• [WHAT YOU ARE ASKED TO DO]
Update the records below by changing every "start-value" to "start-timestamp", and leave all other text as it is.

• [DATA FOR THE TASK]
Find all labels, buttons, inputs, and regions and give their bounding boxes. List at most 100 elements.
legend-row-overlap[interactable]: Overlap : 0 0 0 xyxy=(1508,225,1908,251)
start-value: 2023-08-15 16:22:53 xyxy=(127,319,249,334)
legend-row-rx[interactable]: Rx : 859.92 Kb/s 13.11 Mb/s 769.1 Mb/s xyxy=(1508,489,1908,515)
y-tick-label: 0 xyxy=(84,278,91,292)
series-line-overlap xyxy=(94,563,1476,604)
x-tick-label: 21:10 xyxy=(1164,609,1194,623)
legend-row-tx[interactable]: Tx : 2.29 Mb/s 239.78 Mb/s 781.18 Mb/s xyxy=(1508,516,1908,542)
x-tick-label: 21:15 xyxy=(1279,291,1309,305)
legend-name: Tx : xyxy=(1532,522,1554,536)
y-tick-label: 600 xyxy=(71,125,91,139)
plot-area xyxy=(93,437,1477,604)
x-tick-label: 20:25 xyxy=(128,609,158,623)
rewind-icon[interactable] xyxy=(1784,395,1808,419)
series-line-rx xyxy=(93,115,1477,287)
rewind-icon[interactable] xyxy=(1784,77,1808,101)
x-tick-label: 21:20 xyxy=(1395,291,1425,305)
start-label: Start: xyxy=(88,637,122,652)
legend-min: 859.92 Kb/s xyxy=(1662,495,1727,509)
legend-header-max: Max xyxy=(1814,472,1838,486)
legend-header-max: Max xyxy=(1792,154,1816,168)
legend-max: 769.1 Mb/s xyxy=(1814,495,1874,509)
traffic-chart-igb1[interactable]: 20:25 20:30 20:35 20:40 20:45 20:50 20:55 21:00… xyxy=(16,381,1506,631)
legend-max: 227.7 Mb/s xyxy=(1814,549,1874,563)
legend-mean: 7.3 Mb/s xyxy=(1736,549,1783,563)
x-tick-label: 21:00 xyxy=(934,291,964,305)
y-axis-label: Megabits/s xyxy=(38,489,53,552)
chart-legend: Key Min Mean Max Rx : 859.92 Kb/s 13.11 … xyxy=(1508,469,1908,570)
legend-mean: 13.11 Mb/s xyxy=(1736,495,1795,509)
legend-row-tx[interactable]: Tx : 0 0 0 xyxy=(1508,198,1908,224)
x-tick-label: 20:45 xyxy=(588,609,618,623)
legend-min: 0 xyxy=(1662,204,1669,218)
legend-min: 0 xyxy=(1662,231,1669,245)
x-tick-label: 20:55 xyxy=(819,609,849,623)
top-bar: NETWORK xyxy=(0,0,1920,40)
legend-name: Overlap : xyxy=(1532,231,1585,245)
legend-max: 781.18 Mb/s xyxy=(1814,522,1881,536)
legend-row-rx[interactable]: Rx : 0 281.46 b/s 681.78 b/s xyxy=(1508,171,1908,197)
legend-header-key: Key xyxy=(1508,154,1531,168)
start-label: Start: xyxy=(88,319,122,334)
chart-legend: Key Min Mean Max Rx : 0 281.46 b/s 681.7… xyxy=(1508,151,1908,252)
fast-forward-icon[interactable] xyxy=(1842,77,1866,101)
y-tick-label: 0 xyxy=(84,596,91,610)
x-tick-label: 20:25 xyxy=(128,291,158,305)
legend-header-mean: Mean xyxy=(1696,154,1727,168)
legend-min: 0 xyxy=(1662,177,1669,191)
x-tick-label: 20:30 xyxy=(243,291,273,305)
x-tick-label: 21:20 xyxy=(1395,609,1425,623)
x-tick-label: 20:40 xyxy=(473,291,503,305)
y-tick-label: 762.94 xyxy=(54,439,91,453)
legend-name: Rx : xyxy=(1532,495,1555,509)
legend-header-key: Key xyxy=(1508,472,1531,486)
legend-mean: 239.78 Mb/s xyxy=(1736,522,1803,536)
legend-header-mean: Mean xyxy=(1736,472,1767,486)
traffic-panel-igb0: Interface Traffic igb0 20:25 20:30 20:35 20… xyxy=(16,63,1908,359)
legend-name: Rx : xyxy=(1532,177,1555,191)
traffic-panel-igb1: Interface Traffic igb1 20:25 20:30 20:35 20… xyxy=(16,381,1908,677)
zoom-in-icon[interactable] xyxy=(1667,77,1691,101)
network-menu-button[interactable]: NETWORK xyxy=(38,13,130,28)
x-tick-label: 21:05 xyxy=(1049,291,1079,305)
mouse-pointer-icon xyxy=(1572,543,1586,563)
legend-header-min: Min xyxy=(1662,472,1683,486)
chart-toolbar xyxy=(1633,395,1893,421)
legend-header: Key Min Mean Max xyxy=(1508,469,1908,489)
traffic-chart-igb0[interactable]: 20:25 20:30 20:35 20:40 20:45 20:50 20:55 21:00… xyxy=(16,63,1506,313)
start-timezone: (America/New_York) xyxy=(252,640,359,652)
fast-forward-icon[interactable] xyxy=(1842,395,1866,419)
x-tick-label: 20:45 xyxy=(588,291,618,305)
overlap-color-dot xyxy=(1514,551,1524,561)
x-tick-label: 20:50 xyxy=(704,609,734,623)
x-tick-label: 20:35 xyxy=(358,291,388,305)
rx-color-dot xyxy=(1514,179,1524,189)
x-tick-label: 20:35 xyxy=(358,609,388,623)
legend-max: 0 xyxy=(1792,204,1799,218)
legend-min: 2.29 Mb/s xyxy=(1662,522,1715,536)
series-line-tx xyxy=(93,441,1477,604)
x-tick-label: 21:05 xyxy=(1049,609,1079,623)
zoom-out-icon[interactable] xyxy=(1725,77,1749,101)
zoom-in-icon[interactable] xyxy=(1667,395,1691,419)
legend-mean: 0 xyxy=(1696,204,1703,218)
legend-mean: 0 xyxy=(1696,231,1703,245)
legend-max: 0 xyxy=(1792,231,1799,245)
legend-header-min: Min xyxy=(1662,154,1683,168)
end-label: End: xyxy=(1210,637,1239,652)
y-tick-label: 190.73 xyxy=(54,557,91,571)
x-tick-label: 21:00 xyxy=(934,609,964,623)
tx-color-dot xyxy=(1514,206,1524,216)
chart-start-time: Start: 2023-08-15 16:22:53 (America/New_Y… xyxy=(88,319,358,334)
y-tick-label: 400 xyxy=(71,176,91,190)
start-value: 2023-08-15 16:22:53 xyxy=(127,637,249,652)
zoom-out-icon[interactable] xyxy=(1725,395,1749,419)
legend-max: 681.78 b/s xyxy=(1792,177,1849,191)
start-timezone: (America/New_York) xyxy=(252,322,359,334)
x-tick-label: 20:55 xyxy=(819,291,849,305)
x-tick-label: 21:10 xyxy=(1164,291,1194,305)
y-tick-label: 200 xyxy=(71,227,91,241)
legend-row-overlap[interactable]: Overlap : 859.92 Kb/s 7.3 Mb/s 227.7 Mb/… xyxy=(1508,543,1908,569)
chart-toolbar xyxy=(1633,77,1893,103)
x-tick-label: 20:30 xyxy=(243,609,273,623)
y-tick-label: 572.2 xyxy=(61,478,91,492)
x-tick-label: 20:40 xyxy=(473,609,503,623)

• [EXERCISE RESULT]
Find all labels, buttons, inputs, and regions and give their bounding boxes. List at most 100 elements.
legend-row-overlap[interactable]: Overlap : 0 0 0 xyxy=(1508,225,1908,251)
start-timestamp: 2023-08-15 16:22:53 xyxy=(127,319,249,334)
legend-row-rx[interactable]: Rx : 859.92 Kb/s 13.11 Mb/s 769.1 Mb/s xyxy=(1508,489,1908,515)
y-tick-label: 0 xyxy=(84,278,91,292)
series-line-overlap xyxy=(94,563,1476,604)
x-tick-label: 21:10 xyxy=(1164,609,1194,623)
legend-row-tx[interactable]: Tx : 2.29 Mb/s 239.78 Mb/s 781.18 Mb/s xyxy=(1508,516,1908,542)
x-tick-label: 21:15 xyxy=(1279,291,1309,305)
legend-name: Tx : xyxy=(1532,522,1554,536)
y-tick-label: 600 xyxy=(71,125,91,139)
plot-area xyxy=(93,437,1477,604)
x-tick-label: 20:25 xyxy=(128,609,158,623)
rewind-icon[interactable] xyxy=(1784,395,1808,419)
series-line-rx xyxy=(93,115,1477,287)
rewind-icon[interactable] xyxy=(1784,77,1808,101)
x-tick-label: 21:20 xyxy=(1395,291,1425,305)
start-label: Start: xyxy=(88,637,122,652)
legend-min: 859.92 Kb/s xyxy=(1662,495,1727,509)
legend-header-max: Max xyxy=(1814,472,1838,486)
legend-header-max: Max xyxy=(1792,154,1816,168)
legend-max: 769.1 Mb/s xyxy=(1814,495,1874,509)
traffic-chart-igb1[interactable]: 20:25 20:30 20:35 20:40 20:45 20:50 20:55 21:00… xyxy=(16,381,1506,631)
legend-max: 227.7 Mb/s xyxy=(1814,549,1874,563)
legend-mean: 7.3 Mb/s xyxy=(1736,549,1783,563)
x-tick-label: 21:00 xyxy=(934,291,964,305)
y-axis-label: Megabits/s xyxy=(38,489,53,552)
chart-legend: Key Min Mean Max Rx : 859.92 Kb/s 13.11 … xyxy=(1508,469,1908,570)
legend-mean: 13.11 Mb/s xyxy=(1736,495,1795,509)
legend-row-tx[interactable]: Tx : 0 0 0 xyxy=(1508,198,1908,224)
x-tick-label: 20:45 xyxy=(588,609,618,623)
legend-min: 0 xyxy=(1662,204,1669,218)
legend-min: 0 xyxy=(1662,231,1669,245)
x-tick-label: 20:55 xyxy=(819,609,849,623)
top-bar: NETWORK xyxy=(0,0,1920,40)
legend-name: Overlap : xyxy=(1532,231,1585,245)
legend-max: 781.18 Mb/s xyxy=(1814,522,1881,536)
legend-row-rx[interactable]: Rx : 0 281.46 b/s 681.78 b/s xyxy=(1508,171,1908,197)
legend-header-key: Key xyxy=(1508,154,1531,168)
start-label: Start: xyxy=(88,319,122,334)
chart-legend: Key Min Mean Max Rx : 0 281.46 b/s 681.7… xyxy=(1508,151,1908,252)
fast-forward-icon[interactable] xyxy=(1842,77,1866,101)
y-tick-label: 0 xyxy=(84,596,91,610)
x-tick-label: 20:25 xyxy=(128,291,158,305)
legend-header-mean: Mean xyxy=(1696,154,1727,168)
legend-min: 0 xyxy=(1662,177,1669,191)
x-tick-label: 20:30 xyxy=(243,291,273,305)
x-tick-label: 21:20 xyxy=(1395,609,1425,623)
x-tick-label: 20:40 xyxy=(473,291,503,305)
y-tick-label: 762.94 xyxy=(54,439,91,453)
legend-name: Rx : xyxy=(1532,495,1555,509)
legend-header-key: Key xyxy=(1508,472,1531,486)
legend-mean: 239.78 Mb/s xyxy=(1736,522,1803,536)
legend-header-mean: Mean xyxy=(1736,472,1767,486)
traffic-panel-igb0: Interface Traffic igb0 20:25 20:30 20:35 20… xyxy=(16,63,1908,359)
legend-name: Rx : xyxy=(1532,177,1555,191)
traffic-panel-igb1: Interface Traffic igb1 20:25 20:30 20:35 20… xyxy=(16,381,1908,677)
zoom-in-icon[interactable] xyxy=(1667,77,1691,101)
network-menu-button[interactable]: NETWORK xyxy=(38,13,130,28)
x-tick-label: 21:05 xyxy=(1049,291,1079,305)
mouse-pointer-icon xyxy=(1572,543,1586,563)
legend-header-min: Min xyxy=(1662,472,1683,486)
chart-toolbar xyxy=(1633,395,1893,421)
legend-header: Key Min Mean Max xyxy=(1508,469,1908,489)
traffic-chart-igb0[interactable]: 20:25 20:30 20:35 20:40 20:45 20:50 20:55 21:00… xyxy=(16,63,1506,313)
start-timezone: (America/New_York) xyxy=(252,640,359,652)
fast-forward-icon[interactable] xyxy=(1842,395,1866,419)
x-tick-label: 20:45 xyxy=(588,291,618,305)
overlap-color-dot xyxy=(1514,551,1524,561)
x-tick-label: 20:50 xyxy=(704,609,734,623)
x-tick-label: 20:35 xyxy=(358,291,388,305)
rx-color-dot xyxy=(1514,179,1524,189)
x-tick-label: 20:35 xyxy=(358,609,388,623)
legend-max: 0 xyxy=(1792,204,1799,218)
legend-min: 2.29 Mb/s xyxy=(1662,522,1715,536)
series-line-tx xyxy=(93,441,1477,604)
x-tick-label: 21:05 xyxy=(1049,609,1079,623)
zoom-out-icon[interactable] xyxy=(1725,77,1749,101)
zoom-in-icon[interactable] xyxy=(1667,395,1691,419)
legend-mean: 0 xyxy=(1696,204,1703,218)
legend-mean: 0 xyxy=(1696,231,1703,245)
legend-max: 0 xyxy=(1792,231,1799,245)
legend-header-min: Min xyxy=(1662,154,1683,168)
end-label: End: xyxy=(1210,637,1239,652)
y-tick-label: 190.73 xyxy=(54,557,91,571)
x-tick-label: 21:00 xyxy=(934,609,964,623)
tx-color-dot xyxy=(1514,206,1524,216)
chart-start-time: Start: 2023-08-15 16:22:53 (America/New_Y… xyxy=(88,319,358,334)
y-tick-label: 400 xyxy=(71,176,91,190)
start-timestamp: 2023-08-15 16:22:53 xyxy=(127,637,249,652)
zoom-out-icon[interactable] xyxy=(1725,395,1749,419)
legend-max: 681.78 b/s xyxy=(1792,177,1849,191)
start-timezone: (America/New_York) xyxy=(252,322,359,334)
x-tick-label: 20:55 xyxy=(819,291,849,305)
x-tick-label: 21:10 xyxy=(1164,291,1194,305)
y-tick-label: 200 xyxy=(71,227,91,241)
legend-row-overlap[interactable]: Overlap : 859.92 Kb/s 7.3 Mb/s 227.7 Mb/… xyxy=(1508,543,1908,569)
chart-toolbar xyxy=(1633,77,1893,103)
x-tick-label: 20:30 xyxy=(243,609,273,623)
y-tick-label: 572.2 xyxy=(61,478,91,492)
x-tick-label: 20:40 xyxy=(473,609,503,623)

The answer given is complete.